The input:
━━━━━━━━━━━━━━━━━━━━

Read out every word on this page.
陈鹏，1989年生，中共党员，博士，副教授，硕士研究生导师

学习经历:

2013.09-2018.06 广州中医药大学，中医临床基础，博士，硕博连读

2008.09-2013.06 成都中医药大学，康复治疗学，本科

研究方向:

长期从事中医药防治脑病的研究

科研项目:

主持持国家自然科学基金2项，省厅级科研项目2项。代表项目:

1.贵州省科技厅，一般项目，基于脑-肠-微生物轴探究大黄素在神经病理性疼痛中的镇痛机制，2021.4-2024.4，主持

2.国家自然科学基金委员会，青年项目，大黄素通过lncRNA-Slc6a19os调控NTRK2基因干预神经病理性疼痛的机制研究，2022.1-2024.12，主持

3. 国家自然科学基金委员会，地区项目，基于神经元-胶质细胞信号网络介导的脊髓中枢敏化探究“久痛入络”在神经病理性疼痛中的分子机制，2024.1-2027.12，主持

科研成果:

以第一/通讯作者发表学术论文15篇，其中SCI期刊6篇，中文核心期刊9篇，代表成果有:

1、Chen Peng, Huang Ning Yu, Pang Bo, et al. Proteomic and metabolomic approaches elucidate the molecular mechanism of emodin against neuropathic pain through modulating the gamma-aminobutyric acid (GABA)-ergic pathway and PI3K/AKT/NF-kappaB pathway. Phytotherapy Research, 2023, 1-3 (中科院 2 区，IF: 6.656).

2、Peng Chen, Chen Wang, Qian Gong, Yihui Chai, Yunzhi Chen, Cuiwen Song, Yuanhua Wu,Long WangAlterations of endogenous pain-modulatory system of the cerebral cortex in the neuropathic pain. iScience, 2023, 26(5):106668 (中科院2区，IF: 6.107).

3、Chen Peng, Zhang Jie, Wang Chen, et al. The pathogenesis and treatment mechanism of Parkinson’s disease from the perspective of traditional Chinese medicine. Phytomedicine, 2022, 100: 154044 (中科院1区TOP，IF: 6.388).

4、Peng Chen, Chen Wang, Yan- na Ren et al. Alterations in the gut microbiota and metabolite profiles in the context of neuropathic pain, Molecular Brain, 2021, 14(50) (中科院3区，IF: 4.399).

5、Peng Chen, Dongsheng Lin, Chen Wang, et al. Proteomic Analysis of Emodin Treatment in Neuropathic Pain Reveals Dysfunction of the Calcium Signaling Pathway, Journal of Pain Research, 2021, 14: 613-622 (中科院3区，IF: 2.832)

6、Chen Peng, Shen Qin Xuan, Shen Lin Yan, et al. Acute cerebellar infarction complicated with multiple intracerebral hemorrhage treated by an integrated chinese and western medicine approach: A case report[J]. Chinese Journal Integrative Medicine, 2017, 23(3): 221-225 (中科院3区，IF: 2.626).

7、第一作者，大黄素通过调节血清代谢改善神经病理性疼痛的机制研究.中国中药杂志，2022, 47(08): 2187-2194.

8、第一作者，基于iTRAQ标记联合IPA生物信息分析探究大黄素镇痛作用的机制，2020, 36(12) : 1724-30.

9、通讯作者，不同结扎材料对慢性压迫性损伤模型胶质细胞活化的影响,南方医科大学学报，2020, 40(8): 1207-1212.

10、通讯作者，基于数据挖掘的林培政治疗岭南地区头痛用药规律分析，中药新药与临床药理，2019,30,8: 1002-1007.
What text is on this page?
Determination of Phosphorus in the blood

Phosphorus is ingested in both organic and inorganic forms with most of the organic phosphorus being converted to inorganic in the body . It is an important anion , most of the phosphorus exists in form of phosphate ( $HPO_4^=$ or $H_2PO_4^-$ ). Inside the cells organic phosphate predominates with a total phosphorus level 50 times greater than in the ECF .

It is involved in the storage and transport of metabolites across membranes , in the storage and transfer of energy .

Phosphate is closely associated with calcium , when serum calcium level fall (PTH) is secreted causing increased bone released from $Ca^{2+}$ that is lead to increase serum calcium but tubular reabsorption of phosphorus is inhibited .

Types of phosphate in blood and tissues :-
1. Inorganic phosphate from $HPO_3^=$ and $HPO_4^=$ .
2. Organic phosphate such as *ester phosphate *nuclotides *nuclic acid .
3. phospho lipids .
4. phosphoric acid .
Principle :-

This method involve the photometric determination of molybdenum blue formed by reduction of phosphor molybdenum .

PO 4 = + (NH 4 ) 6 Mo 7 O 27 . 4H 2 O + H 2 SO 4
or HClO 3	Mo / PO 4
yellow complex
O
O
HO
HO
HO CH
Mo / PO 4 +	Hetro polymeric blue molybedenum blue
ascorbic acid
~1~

━━━━━━━━━━━━━━━━━━━━

Task:
Copy the entries word for word.

Output below:
Read out every word on this page.
陈鹏，1989年生，中共党员，博士，副教授，硕士研究生导师

学习经历:

2013.09-2018.06 广州中医药大学，中医临床基础，博士，硕博连读

2008.09-2013.06 成都中医药大学，康复治疗学，本科

研究方向:

长期从事中医药防治脑病的研究

科研项目:

主持持国家自然科学基金2项，省厅级科研项目2项。代表项目:

1.贵州省科技厅，一般项目，基于脑-肠-微生物轴探究大黄素在神经病理性疼痛中的镇痛机制，2021.4-2024.4，主持

2.国家自然科学基金委员会，青年项目，大黄素通过lncRNA-Slc6a19os调控NTRK2基因干预神经病理性疼痛的机制研究，2022.1-2024.12，主持

3. 国家自然科学基金委员会，地区项目，基于神经元-胶质细胞信号网络介导的脊髓中枢敏化探究“久痛入络”在神经病理性疼痛中的分子机制，2024.1-2027.12，主持

科研成果:

以第一/通讯作者发表学术论文15篇，其中SCI期刊6篇，中文核心期刊9篇，代表成果有:

1、Chen Peng, Huang Ning Yu, Pang Bo, et al. Proteomic and metabolomic approaches elucidate the molecular mechanism of emodin against neuropathic pain through modulating the gamma-aminobutyric acid (GABA)-ergic pathway and PI3K/AKT/NF-kappaB pathway. Phytotherapy Research, 2023, 1-3 (中科院 2 区，IF: 6.656).

2、Peng Chen, Chen Wang, Qian Gong, Yihui Chai, Yunzhi Chen, Cuiwen Song, Yuanhua Wu,Long WangAlterations of endogenous pain-modulatory system of the cerebral cortex in the neuropathic pain. iScience, 2023, 26(5):106668 (中科院2区，IF: 6.107).

3、Chen Peng, Zhang Jie, Wang Chen, et al. The pathogenesis and treatment mechanism of Parkinson’s disease from the perspective of traditional Chinese medicine. Phytomedicine, 2022, 100: 154044 (中科院1区TOP，IF: 6.388).

4、Peng Chen, Chen Wang, Yan- na Ren et al. Alterations in the gut microbiota and metabolite profiles in the context of neuropathic pain, Molecular Brain, 2021, 14(50) (中科院3区，IF: 4.399).

5、Peng Chen, Dongsheng Lin, Chen Wang, et al. Proteomic Analysis of Emodin Treatment in Neuropathic Pain Reveals Dysfunction of the Calcium Signaling Pathway, Journal of Pain Research, 2021, 14: 613-622 (中科院3区，IF: 2.832)

6、Chen Peng, Shen Qin Xuan, Shen Lin Yan, et al. Acute cerebellar infarction complicated with multiple intracerebral hemorrhage treated by an integrated chinese and western medicine approach: A case report[J]. Chinese Journal Integrative Medicine, 2017, 23(3): 221-225 (中科院3区，IF: 2.626).

7、第一作者，大黄素通过调节血清代谢改善神经病理性疼痛的机制研究.中国中药杂志，2022, 47(08): 2187-2194.

8、第一作者，基于iTRAQ标记联合IPA生物信息分析探究大黄素镇痛作用的机制，2020, 36(12) : 1724-30.

9、通讯作者，不同结扎材料对慢性压迫性损伤模型胶质细胞活化的影响,南方医科大学学报，2020, 40(8): 1207-1212.

10、通讯作者，基于数据挖掘的林培政治疗岭南地区头痛用药规律分析，中药新药与临床药理，2019,30,8: 1002-1007.
What text is on this page?
Determination of Phosphorus in the blood

Phosphorus is ingested in both organic and inorganic forms with most of the organic phosphorus being converted to inorganic in the body . It is an important anion , most of the phosphorus exists in form of phosphate ( $HPO_4^=$ or $H_2PO_4^-$ ). Inside the cells organic phosphate predominates with a total phosphorus level 50 times greater than in the ECF .

It is involved in the storage and transport of metabolites across membranes , in the storage and transfer of energy .

Phosphate is closely associated with calcium , when serum calcium level fall (PTH) is secreted causing increased bone released from $Ca^{2+}$ that is lead to increase serum calcium but tubular reabsorption of phosphorus is inhibited .

Types of phosphate in blood and tissues :-
1. Inorganic phosphate from $HPO_3^=$ and $HPO_4^=$ .
2. Organic phosphate such as *ester phosphate *nuclotides *nuclic acid .
3. phospho lipids .
4. phosphoric acid .
Principle :-

This method involve the photometric determination of molybdenum blue formed by reduction of phosphor molybdenum .

PO 4 = + (NH 4 ) 6 Mo 7 O 27 . 4H 2 O + H 2 SO 4
or HClO 3	Mo / PO 4
yellow complex
O
O
HO
HO
HO CH
Mo / PO 4 +	Hetro polymeric blue molybedenum blue
ascorbic acid
~1~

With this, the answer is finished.